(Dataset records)

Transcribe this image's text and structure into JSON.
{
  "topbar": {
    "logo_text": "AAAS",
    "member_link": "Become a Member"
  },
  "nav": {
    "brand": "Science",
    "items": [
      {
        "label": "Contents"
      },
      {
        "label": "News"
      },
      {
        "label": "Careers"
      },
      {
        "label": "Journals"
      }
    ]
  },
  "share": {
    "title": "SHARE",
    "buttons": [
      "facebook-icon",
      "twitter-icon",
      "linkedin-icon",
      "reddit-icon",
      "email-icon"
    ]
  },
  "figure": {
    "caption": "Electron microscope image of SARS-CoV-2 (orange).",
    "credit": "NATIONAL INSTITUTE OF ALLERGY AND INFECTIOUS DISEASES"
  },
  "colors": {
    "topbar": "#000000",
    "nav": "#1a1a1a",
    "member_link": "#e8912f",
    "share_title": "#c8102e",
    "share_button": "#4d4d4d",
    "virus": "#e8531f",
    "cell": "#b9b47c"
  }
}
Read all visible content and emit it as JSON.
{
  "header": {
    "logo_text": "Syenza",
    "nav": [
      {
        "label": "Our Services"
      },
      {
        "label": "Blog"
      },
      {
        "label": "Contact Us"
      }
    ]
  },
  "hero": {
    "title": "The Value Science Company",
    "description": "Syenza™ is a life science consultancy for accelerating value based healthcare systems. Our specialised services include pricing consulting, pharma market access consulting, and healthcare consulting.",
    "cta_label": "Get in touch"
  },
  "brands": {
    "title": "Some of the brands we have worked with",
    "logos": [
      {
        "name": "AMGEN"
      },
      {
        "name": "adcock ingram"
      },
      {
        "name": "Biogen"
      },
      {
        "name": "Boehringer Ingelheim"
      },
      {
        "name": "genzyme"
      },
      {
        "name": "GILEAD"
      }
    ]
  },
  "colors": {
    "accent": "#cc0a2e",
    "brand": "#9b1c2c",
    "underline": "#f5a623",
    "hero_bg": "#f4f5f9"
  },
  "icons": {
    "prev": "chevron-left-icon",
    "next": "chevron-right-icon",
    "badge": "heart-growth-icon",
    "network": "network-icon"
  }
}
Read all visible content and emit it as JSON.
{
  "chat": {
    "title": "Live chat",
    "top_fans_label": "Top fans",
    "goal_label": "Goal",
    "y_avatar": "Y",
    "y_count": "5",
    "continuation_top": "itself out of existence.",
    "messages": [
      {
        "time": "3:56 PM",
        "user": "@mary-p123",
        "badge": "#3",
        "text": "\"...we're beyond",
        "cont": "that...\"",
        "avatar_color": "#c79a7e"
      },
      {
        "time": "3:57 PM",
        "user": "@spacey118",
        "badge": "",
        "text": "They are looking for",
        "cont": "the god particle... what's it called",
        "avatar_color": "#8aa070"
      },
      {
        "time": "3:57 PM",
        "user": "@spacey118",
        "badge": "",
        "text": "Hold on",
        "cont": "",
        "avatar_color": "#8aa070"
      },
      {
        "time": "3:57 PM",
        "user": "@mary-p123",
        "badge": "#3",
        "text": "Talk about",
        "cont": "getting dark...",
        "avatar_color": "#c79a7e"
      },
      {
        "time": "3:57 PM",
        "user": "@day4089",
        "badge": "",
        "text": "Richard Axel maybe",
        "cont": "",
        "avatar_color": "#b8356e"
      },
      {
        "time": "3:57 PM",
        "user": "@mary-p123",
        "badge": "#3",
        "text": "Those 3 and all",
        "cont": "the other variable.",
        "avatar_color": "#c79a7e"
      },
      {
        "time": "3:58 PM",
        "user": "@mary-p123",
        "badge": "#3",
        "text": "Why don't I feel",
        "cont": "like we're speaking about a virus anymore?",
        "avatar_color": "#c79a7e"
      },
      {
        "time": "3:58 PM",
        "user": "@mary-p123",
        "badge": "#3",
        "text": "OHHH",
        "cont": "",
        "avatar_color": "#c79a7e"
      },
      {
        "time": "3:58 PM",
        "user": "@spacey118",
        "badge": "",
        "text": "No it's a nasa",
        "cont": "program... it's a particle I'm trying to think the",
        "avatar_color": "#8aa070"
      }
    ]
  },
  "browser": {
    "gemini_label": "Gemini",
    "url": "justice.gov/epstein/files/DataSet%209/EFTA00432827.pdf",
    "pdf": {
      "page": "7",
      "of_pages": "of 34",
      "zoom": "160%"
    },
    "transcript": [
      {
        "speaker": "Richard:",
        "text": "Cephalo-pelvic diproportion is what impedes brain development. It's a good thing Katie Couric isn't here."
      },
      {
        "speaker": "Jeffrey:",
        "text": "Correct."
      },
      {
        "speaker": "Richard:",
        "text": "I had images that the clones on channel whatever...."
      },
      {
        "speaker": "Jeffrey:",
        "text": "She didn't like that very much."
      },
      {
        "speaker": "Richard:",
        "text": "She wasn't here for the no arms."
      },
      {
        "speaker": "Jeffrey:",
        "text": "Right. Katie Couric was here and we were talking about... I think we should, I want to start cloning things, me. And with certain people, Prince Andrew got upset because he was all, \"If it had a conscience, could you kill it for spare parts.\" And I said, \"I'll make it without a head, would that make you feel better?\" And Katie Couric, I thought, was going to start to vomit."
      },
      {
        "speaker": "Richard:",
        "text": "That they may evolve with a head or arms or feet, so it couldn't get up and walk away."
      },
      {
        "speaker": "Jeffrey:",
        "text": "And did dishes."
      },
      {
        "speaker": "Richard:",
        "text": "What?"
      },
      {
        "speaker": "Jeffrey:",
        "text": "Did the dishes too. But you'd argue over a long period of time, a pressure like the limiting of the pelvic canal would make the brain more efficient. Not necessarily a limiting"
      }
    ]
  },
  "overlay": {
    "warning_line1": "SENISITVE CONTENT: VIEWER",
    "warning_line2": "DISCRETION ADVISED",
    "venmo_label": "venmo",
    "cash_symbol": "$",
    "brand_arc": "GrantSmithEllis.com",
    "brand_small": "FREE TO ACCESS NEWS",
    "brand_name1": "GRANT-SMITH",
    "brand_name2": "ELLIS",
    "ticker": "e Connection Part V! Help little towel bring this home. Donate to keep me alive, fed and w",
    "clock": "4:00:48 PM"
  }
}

● **Work instruction**
Which lines above hold the string "dishes"? Show each of them.

● **Exercise output**
        "text": "And did dishes."
        "text": "Did the dishes too. But you'd argue over a long period of time, a pressure like the limiting of the pelvic canal would make the brain more efficient. Not necessarily a limiting"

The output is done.